Work to complete: Make an exact copy of the data below, leaving out every picture.

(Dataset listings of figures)
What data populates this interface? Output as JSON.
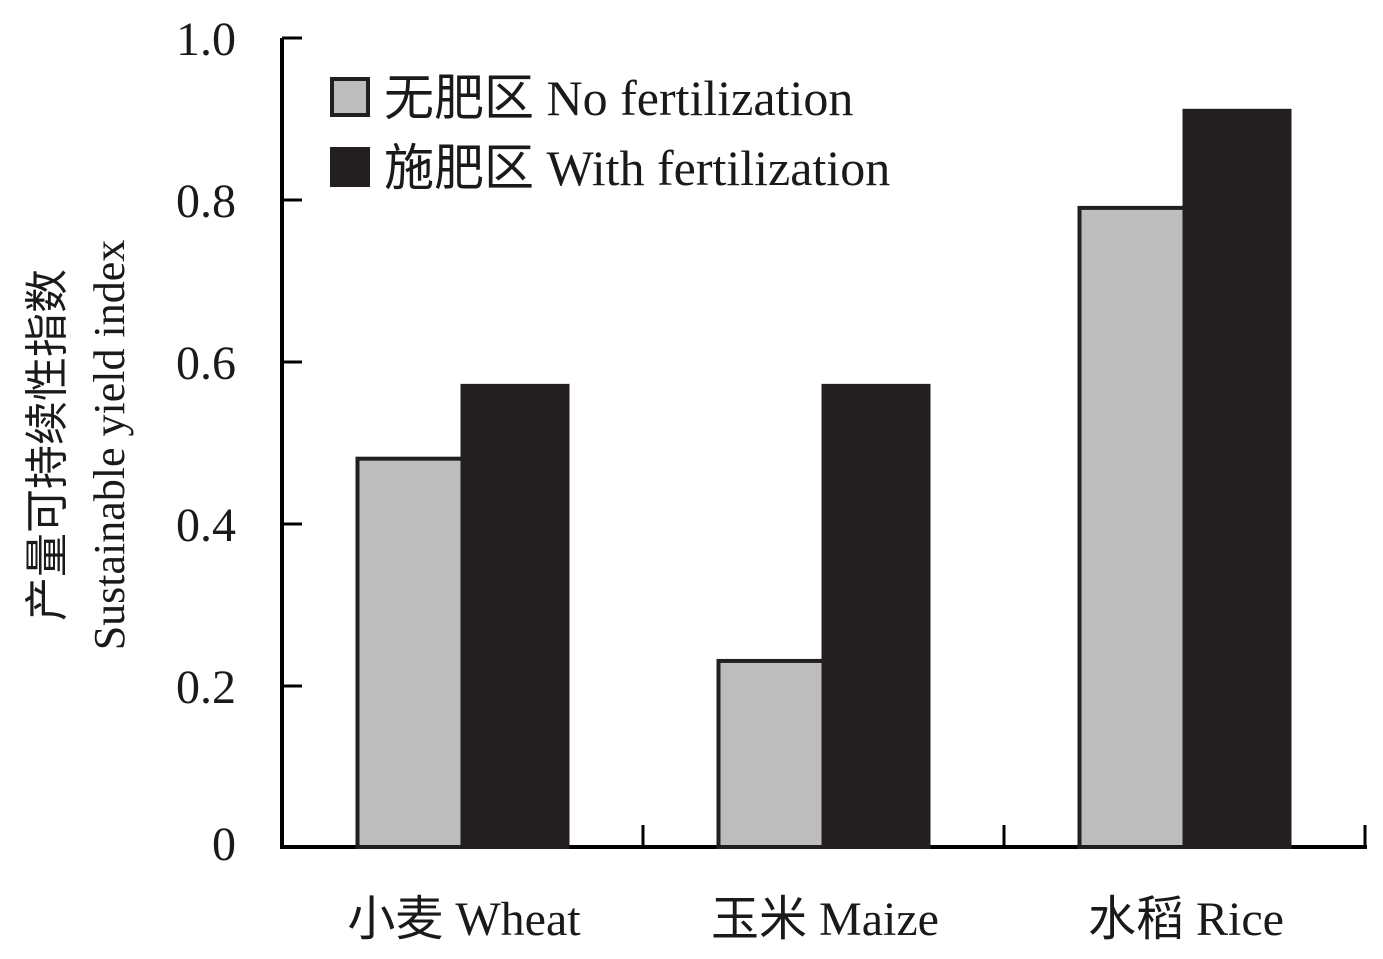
{
  "chart_data": {
    "type": "bar",
    "categories": [
      "小麦 Wheat",
      "玉米 Maize",
      "水稻 Rice"
    ],
    "series": [
      {
        "name": "无肥区 No fertilization",
        "color": "#bdbdbd",
        "values": [
          0.48,
          0.23,
          0.79
        ]
      },
      {
        "name": "施肥区 With fertilization",
        "color": "#231f20",
        "values": [
          0.57,
          0.57,
          0.91
        ]
      }
    ],
    "ylabel_lines": [
      "产量可持续性指数",
      "Sustainable yield index"
    ],
    "xlabel": "",
    "title": "",
    "ylim": [
      0,
      1.0
    ],
    "yticks": [
      "0",
      "0.2",
      "0.4",
      "0.6",
      "0.8",
      "1.0"
    ],
    "grid": false,
    "legend_position": "top-left"
  }
}
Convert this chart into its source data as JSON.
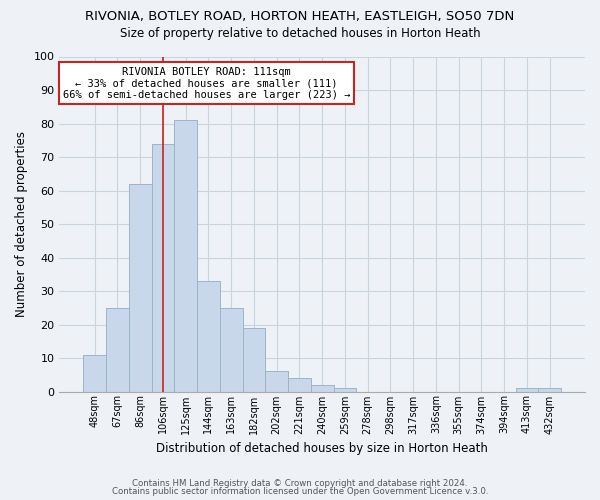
{
  "title": "RIVONIA, BOTLEY ROAD, HORTON HEATH, EASTLEIGH, SO50 7DN",
  "subtitle": "Size of property relative to detached houses in Horton Heath",
  "xlabel": "Distribution of detached houses by size in Horton Heath",
  "ylabel": "Number of detached properties",
  "bar_color": "#c8d8ea",
  "bar_edge_color": "#9ab4cc",
  "annotation_box_text": "RIVONIA BOTLEY ROAD: 111sqm\n← 33% of detached houses are smaller (111)\n66% of semi-detached houses are larger (223) →",
  "vertical_line_color": "#cc2222",
  "annotation_box_color": "#ffffff",
  "annotation_box_edge_color": "#cc2222",
  "footer_line1": "Contains HM Land Registry data © Crown copyright and database right 2024.",
  "footer_line2": "Contains public sector information licensed under the Open Government Licence v.3.0.",
  "categories": [
    "48sqm",
    "67sqm",
    "86sqm",
    "106sqm",
    "125sqm",
    "144sqm",
    "163sqm",
    "182sqm",
    "202sqm",
    "221sqm",
    "240sqm",
    "259sqm",
    "278sqm",
    "298sqm",
    "317sqm",
    "336sqm",
    "355sqm",
    "374sqm",
    "394sqm",
    "413sqm",
    "432sqm"
  ],
  "values": [
    11,
    25,
    62,
    74,
    81,
    33,
    25,
    19,
    6,
    4,
    2,
    1,
    0,
    0,
    0,
    0,
    0,
    0,
    0,
    1,
    1
  ],
  "ylim": [
    0,
    100
  ],
  "yticks": [
    0,
    10,
    20,
    30,
    40,
    50,
    60,
    70,
    80,
    90,
    100
  ],
  "grid_color": "#c8d4de",
  "background_color": "#eef2f6"
}
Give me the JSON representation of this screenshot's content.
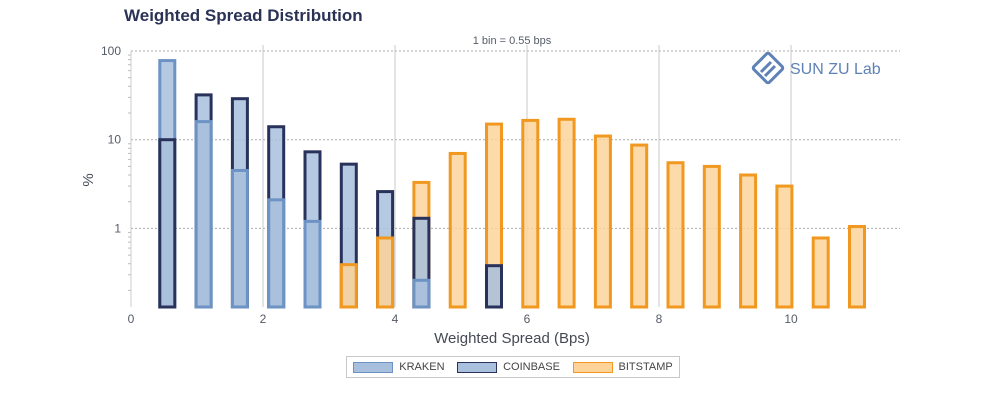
{
  "chart_data": {
    "type": "bar",
    "title": "Weighted Spread Distribution",
    "annotation": "1 bin = 0.55 bps",
    "xlabel": "Weighted Spread (Bps)",
    "ylabel": "%",
    "yscale": "log",
    "xlim": [
      0,
      11.5
    ],
    "ylim": [
      0.13,
      100
    ],
    "x_ticks": [
      0,
      2,
      4,
      6,
      8,
      10
    ],
    "y_ticks": [
      1,
      10,
      100
    ],
    "grid": true,
    "legend_position": "bottom",
    "watermark": "SUN ZU Lab",
    "series": [
      {
        "name": "KRAKEN",
        "color": "#a8bfdd",
        "edge_color": "#6d93c4",
        "points": [
          {
            "x": 0.55,
            "y": 78
          },
          {
            "x": 1.1,
            "y": 16
          },
          {
            "x": 1.65,
            "y": 4.5
          },
          {
            "x": 2.2,
            "y": 2.1
          },
          {
            "x": 2.75,
            "y": 1.2
          },
          {
            "x": 4.4,
            "y": 0.26
          }
        ]
      },
      {
        "name": "COINBASE",
        "color": "#a8bfdd",
        "edge_color": "#28325a",
        "points": [
          {
            "x": 0.55,
            "y": 10
          },
          {
            "x": 1.1,
            "y": 32
          },
          {
            "x": 1.65,
            "y": 29
          },
          {
            "x": 2.2,
            "y": 14
          },
          {
            "x": 2.75,
            "y": 7.3
          },
          {
            "x": 3.3,
            "y": 5.3
          },
          {
            "x": 3.85,
            "y": 2.6
          },
          {
            "x": 4.4,
            "y": 1.3
          },
          {
            "x": 5.5,
            "y": 0.38
          }
        ]
      },
      {
        "name": "BITSTAMP",
        "color": "#fdd39a",
        "edge_color": "#f0981f",
        "points": [
          {
            "x": 3.3,
            "y": 0.39
          },
          {
            "x": 3.85,
            "y": 0.78
          },
          {
            "x": 4.4,
            "y": 3.3
          },
          {
            "x": 4.95,
            "y": 7
          },
          {
            "x": 5.5,
            "y": 15
          },
          {
            "x": 6.05,
            "y": 16.5
          },
          {
            "x": 6.6,
            "y": 17
          },
          {
            "x": 7.15,
            "y": 11
          },
          {
            "x": 7.7,
            "y": 8.7
          },
          {
            "x": 8.25,
            "y": 5.5
          },
          {
            "x": 8.8,
            "y": 5
          },
          {
            "x": 9.35,
            "y": 4
          },
          {
            "x": 9.9,
            "y": 3
          },
          {
            "x": 10.45,
            "y": 0.78
          },
          {
            "x": 11.0,
            "y": 1.05
          }
        ]
      }
    ]
  }
}
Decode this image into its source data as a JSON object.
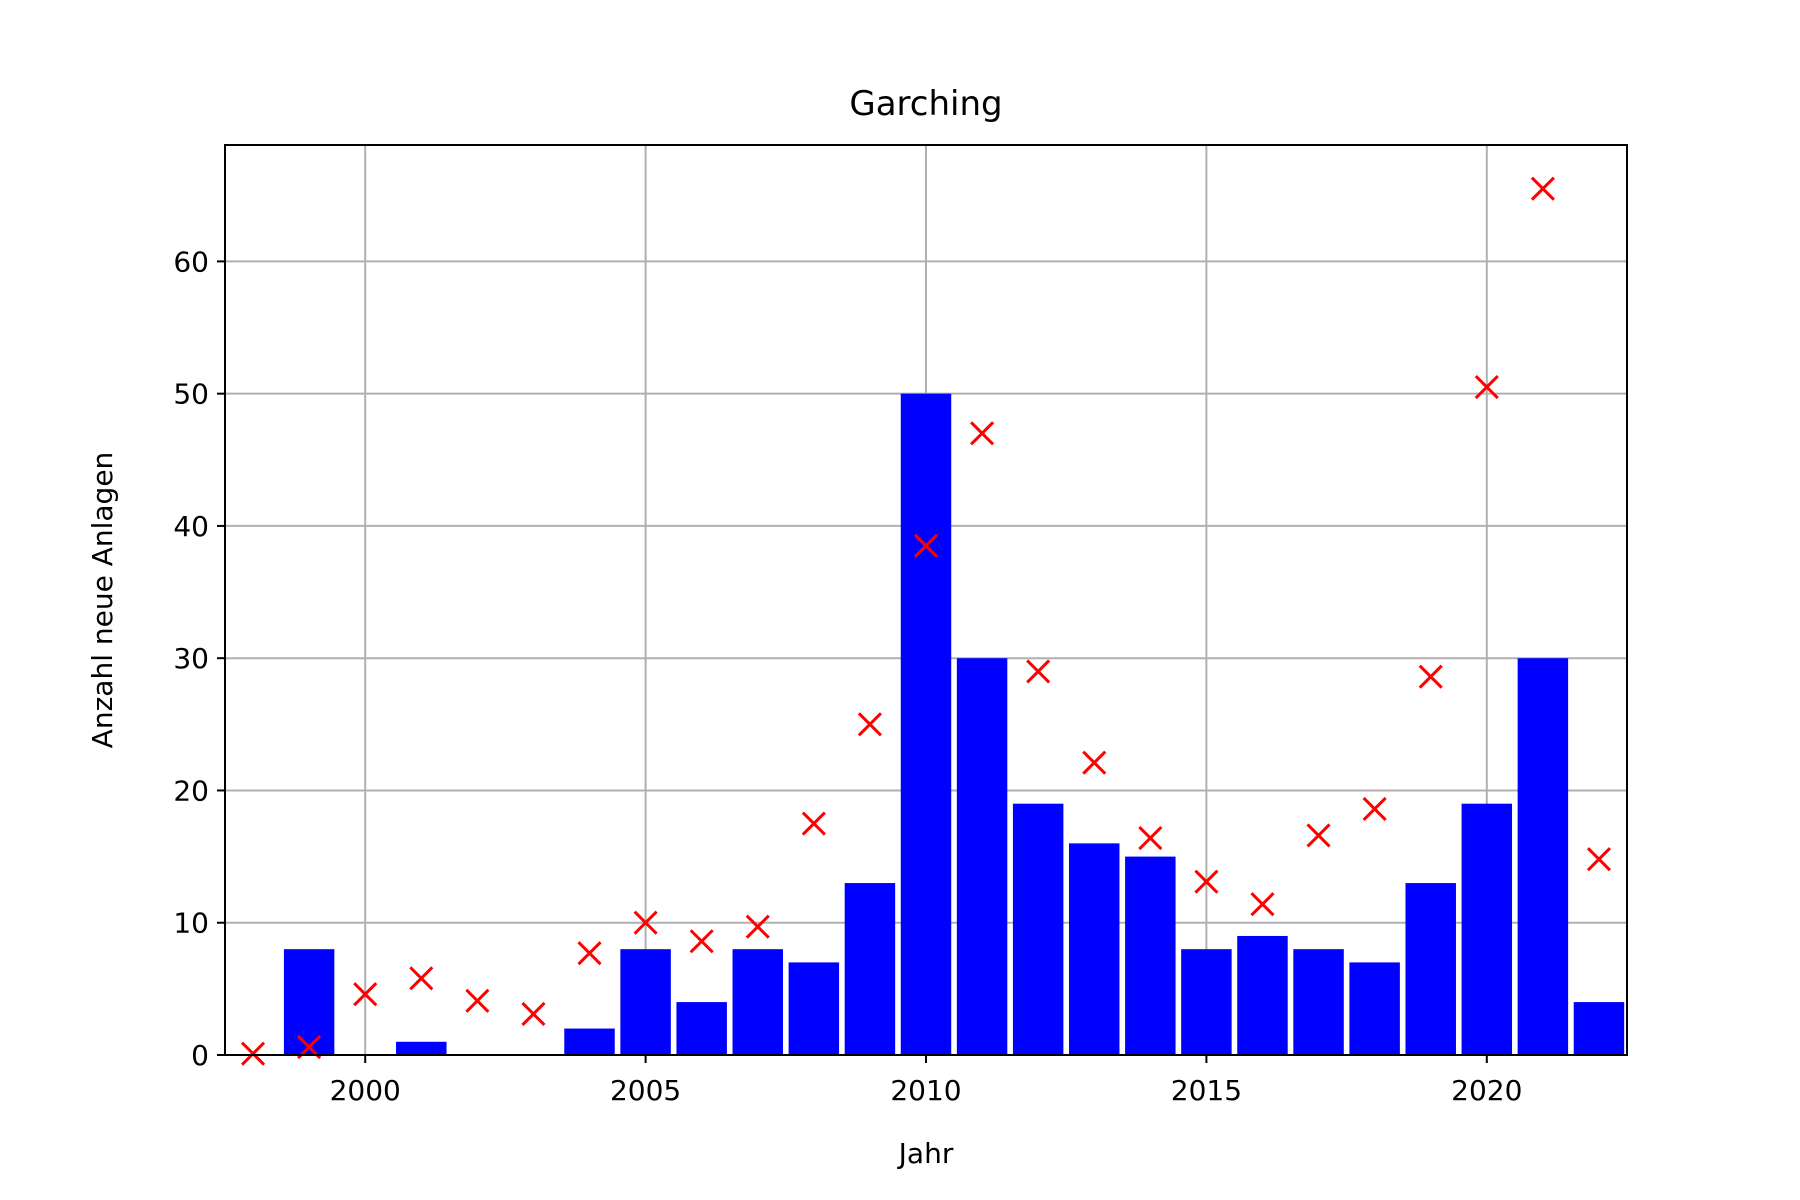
{
  "chart_data": {
    "type": "bar",
    "title": "Garching",
    "xlabel": "Jahr",
    "ylabel": "Anzahl neue Anlagen",
    "xlim": [
      1997.5,
      2022.5
    ],
    "ylim": [
      0,
      68.8
    ],
    "xticks": [
      2000,
      2005,
      2010,
      2015,
      2020
    ],
    "yticks": [
      0,
      10,
      20,
      30,
      40,
      50,
      60
    ],
    "grid": true,
    "bar_color": "#0000ff",
    "marker_color": "#ff0000",
    "series": [
      {
        "type": "bar",
        "x": [
          1998,
          1999,
          2000,
          2001,
          2002,
          2003,
          2004,
          2005,
          2006,
          2007,
          2008,
          2009,
          2010,
          2011,
          2012,
          2013,
          2014,
          2015,
          2016,
          2017,
          2018,
          2019,
          2020,
          2021,
          2022
        ],
        "values": [
          0,
          8,
          0,
          1,
          0,
          0,
          2,
          8,
          4,
          8,
          7,
          13,
          50,
          30,
          19,
          16,
          15,
          8,
          9,
          8,
          7,
          13,
          19,
          30,
          4
        ]
      },
      {
        "type": "scatter",
        "marker": "x",
        "x": [
          1998,
          1999,
          2000,
          2001,
          2002,
          2003,
          2004,
          2005,
          2006,
          2007,
          2008,
          2009,
          2010,
          2011,
          2012,
          2013,
          2014,
          2015,
          2016,
          2017,
          2018,
          2019,
          2020,
          2021,
          2022
        ],
        "values": [
          0.1,
          0.6,
          4.6,
          5.8,
          4.1,
          3.1,
          7.7,
          10.0,
          8.6,
          9.7,
          17.5,
          25.0,
          38.5,
          47.0,
          29.0,
          22.1,
          16.4,
          13.1,
          11.4,
          16.6,
          18.6,
          28.6,
          50.5,
          65.5,
          14.8
        ]
      }
    ]
  }
}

Right answer:
What data populates this interface? Output as JSON.
{
  "chart_data": {
    "type": "bar",
    "categories": [
      "小麦 Wheat",
      "玉米 Maize",
      "水稻 Rice"
    ],
    "series": [
      {
        "name": "无肥区 No fertilization",
        "color": "#bdbdbd",
        "values": [
          0.48,
          0.23,
          0.79
        ]
      },
      {
        "name": "施肥区 With fertilization",
        "color": "#231f20",
        "values": [
          0.57,
          0.57,
          0.91
        ]
      }
    ],
    "ylabel_lines": [
      "产量可持续性指数",
      "Sustainable yield index"
    ],
    "xlabel": "",
    "title": "",
    "ylim": [
      0,
      1.0
    ],
    "yticks": [
      "0",
      "0.2",
      "0.4",
      "0.6",
      "0.8",
      "1.0"
    ],
    "grid": false,
    "legend_position": "top-left"
  }
}
Convert this chart into its source data as JSON.
{
  "title": "RIVONIA, BOTLEY ROAD, HORTON HEATH, EASTLEIGH, SO50 7DN",
  "subtitle": "Size of property relative to detached houses in Horton Heath",
  "xlabel": "Distribution of detached houses by size in Horton Heath",
  "ylabel": "Number of detached properties",
  "bar_color": "#c8d8ea",
  "bar_edge_color": "#9ab4cc",
  "annotation_box_text": "RIVONIA BOTLEY ROAD: 111sqm\n← 33% of detached houses are smaller (111)\n66% of semi-detached houses are larger (223) →",
  "vertical_line_color": "#cc2222",
  "annotation_box_color": "#ffffff",
  "annotation_box_edge_color": "#cc2222",
  "footer_line1": "Contains HM Land Registry data © Crown copyright and database right 2024.",
  "footer_line2": "Contains public sector information licensed under the Open Government Licence v.3.0.",
  "categories": [
    "48sqm",
    "67sqm",
    "86sqm",
    "106sqm",
    "125sqm",
    "144sqm",
    "163sqm",
    "182sqm",
    "202sqm",
    "221sqm",
    "240sqm",
    "259sqm",
    "278sqm",
    "298sqm",
    "317sqm",
    "336sqm",
    "355sqm",
    "374sqm",
    "394sqm",
    "413sqm",
    "432sqm"
  ],
  "values": [
    11,
    25,
    62,
    74,
    81,
    33,
    25,
    19,
    6,
    4,
    2,
    1,
    0,
    0,
    0,
    0,
    0,
    0,
    0,
    1,
    1
  ],
  "ylim": [
    0,
    100
  ],
  "yticks": [
    0,
    10,
    20,
    30,
    40,
    50,
    60,
    70,
    80,
    90,
    100
  ],
  "grid_color": "#c8d4de",
  "background_color": "#eef2f6"
}
Give me the JSON representation of this screenshot's content.
{
  "chart_data": {
    "type": "bar",
    "title": "Weighted Spread Distribution",
    "annotation": "1 bin = 0.55 bps",
    "xlabel": "Weighted Spread (Bps)",
    "ylabel": "%",
    "yscale": "log",
    "xlim": [
      0,
      11.5
    ],
    "ylim": [
      0.13,
      100
    ],
    "x_ticks": [
      0,
      2,
      4,
      6,
      8,
      10
    ],
    "y_ticks": [
      1,
      10,
      100
    ],
    "grid": true,
    "legend_position": "bottom",
    "watermark": "SUN ZU Lab",
    "series": [
      {
        "name": "KRAKEN",
        "color": "#a8bfdd",
        "edge_color": "#6d93c4",
        "points": [
          {
            "x": 0.55,
            "y": 78
          },
          {
            "x": 1.1,
            "y": 16
          },
          {
            "x": 1.65,
            "y": 4.5
          },
          {
            "x": 2.2,
            "y": 2.1
          },
          {
            "x": 2.75,
            "y": 1.2
          },
          {
            "x": 4.4,
            "y": 0.26
          }
        ]
      },
      {
        "name": "COINBASE",
        "color": "#a8bfdd",
        "edge_color": "#28325a",
        "points": [
          {
            "x": 0.55,
            "y": 10
          },
          {
            "x": 1.1,
            "y": 32
          },
          {
            "x": 1.65,
            "y": 29
          },
          {
            "x": 2.2,
            "y": 14
          },
          {
            "x": 2.75,
            "y": 7.3
          },
          {
            "x": 3.3,
            "y": 5.3
          },
          {
            "x": 3.85,
            "y": 2.6
          },
          {
            "x": 4.4,
            "y": 1.3
          },
          {
            "x": 5.5,
            "y": 0.38
          }
        ]
      },
      {
        "name": "BITSTAMP",
        "color": "#fdd39a",
        "edge_color": "#f0981f",
        "points": [
          {
            "x": 3.3,
            "y": 0.39
          },
          {
            "x": 3.85,
            "y": 0.78
          },
          {
            "x": 4.4,
            "y": 3.3
          },
          {
            "x": 4.95,
            "y": 7
          },
          {
            "x": 5.5,
            "y": 15
          },
          {
            "x": 6.05,
            "y": 16.5
          },
          {
            "x": 6.6,
            "y": 17
          },
          {
            "x": 7.15,
            "y": 11
          },
          {
            "x": 7.7,
            "y": 8.7
          },
          {
            "x": 8.25,
            "y": 5.5
          },
          {
            "x": 8.8,
            "y": 5
          },
          {
            "x": 9.35,
            "y": 4
          },
          {
            "x": 9.9,
            "y": 3
          },
          {
            "x": 10.45,
            "y": 0.78
          },
          {
            "x": 11.0,
            "y": 1.05
          }
        ]
      }
    ]
  }
}
Decode this image into its source data as a JSON object.
{
  "chart_data": {
    "type": "bar",
    "title": "Garching",
    "xlabel": "Jahr",
    "ylabel": "Anzahl neue Anlagen",
    "xlim": [
      1997.5,
      2022.5
    ],
    "ylim": [
      0,
      68.8
    ],
    "xticks": [
      2000,
      2005,
      2010,
      2015,
      2020
    ],
    "yticks": [
      0,
      10,
      20,
      30,
      40,
      50,
      60
    ],
    "grid": true,
    "bar_color": "#0000ff",
    "marker_color": "#ff0000",
    "series": [
      {
        "type": "bar",
        "x": [
          1998,
          1999,
          2000,
          2001,
          2002,
          2003,
          2004,
          2005,
          2006,
          2007,
          2008,
          2009,
          2010,
          2011,
          2012,
          2013,
          2014,
          2015,
          2016,
          2017,
          2018,
          2019,
          2020,
          2021,
          2022
        ],
        "values": [
          0,
          8,
          0,
          1,
          0,
          0,
          2,
          8,
          4,
          8,
          7,
          13,
          50,
          30,
          19,
          16,
          15,
          8,
          9,
          8,
          7,
          13,
          19,
          30,
          4
        ]
      },
      {
        "type": "scatter",
        "marker": "x",
        "x": [
          1998,
          1999,
          2000,
          2001,
          2002,
          2003,
          2004,
          2005,
          2006,
          2007,
          2008,
          2009,
          2010,
          2011,
          2012,
          2013,
          2014,
          2015,
          2016,
          2017,
          2018,
          2019,
          2020,
          2021,
          2022
        ],
        "values": [
          0.1,
          0.6,
          4.6,
          5.8,
          4.1,
          3.1,
          7.7,
          10.0,
          8.6,
          9.7,
          17.5,
          25.0,
          38.5,
          47.0,
          29.0,
          22.1,
          16.4,
          13.1,
          11.4,
          16.6,
          18.6,
          28.6,
          50.5,
          65.5,
          14.8
        ]
      }
    ]
  }
}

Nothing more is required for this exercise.